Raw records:
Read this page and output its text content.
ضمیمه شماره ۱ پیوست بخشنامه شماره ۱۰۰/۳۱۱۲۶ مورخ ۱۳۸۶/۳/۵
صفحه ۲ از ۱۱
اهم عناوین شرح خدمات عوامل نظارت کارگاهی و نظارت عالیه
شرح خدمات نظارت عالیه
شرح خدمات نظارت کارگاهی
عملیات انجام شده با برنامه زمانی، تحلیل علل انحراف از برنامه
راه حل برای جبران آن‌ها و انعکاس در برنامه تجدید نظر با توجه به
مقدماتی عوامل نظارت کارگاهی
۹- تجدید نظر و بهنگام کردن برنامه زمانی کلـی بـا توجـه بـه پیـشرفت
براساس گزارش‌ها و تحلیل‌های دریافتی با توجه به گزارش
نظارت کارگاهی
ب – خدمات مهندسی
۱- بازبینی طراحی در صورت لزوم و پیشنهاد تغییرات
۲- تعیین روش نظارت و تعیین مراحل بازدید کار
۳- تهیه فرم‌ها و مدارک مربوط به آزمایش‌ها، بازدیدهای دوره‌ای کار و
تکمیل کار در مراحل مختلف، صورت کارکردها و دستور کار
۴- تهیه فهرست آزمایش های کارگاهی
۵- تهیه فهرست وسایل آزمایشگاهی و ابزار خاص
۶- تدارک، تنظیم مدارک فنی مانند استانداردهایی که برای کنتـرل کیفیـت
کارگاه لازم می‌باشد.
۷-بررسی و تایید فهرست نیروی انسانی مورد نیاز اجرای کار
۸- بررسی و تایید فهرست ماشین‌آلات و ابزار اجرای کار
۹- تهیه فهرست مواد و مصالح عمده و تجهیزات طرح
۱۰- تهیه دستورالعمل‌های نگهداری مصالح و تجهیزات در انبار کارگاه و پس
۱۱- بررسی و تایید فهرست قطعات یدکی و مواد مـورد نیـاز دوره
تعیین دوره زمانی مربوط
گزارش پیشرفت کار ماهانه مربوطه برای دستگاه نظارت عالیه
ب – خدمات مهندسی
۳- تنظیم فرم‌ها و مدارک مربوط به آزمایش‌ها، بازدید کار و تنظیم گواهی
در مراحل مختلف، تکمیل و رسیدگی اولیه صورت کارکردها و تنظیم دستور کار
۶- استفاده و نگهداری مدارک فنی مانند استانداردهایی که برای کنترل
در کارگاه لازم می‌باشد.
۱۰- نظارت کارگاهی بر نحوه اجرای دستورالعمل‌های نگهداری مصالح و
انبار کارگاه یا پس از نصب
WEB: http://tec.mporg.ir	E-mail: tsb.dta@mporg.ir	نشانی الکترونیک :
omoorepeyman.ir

▸ To be done
Which lines contain "عوامل"? Copy each of them.

▸ Expected output
اهم عناوین شرح خدمات عوامل نظارت کارگاهی و نظارت عالیه
مقدماتی عوامل نظارت کارگاهی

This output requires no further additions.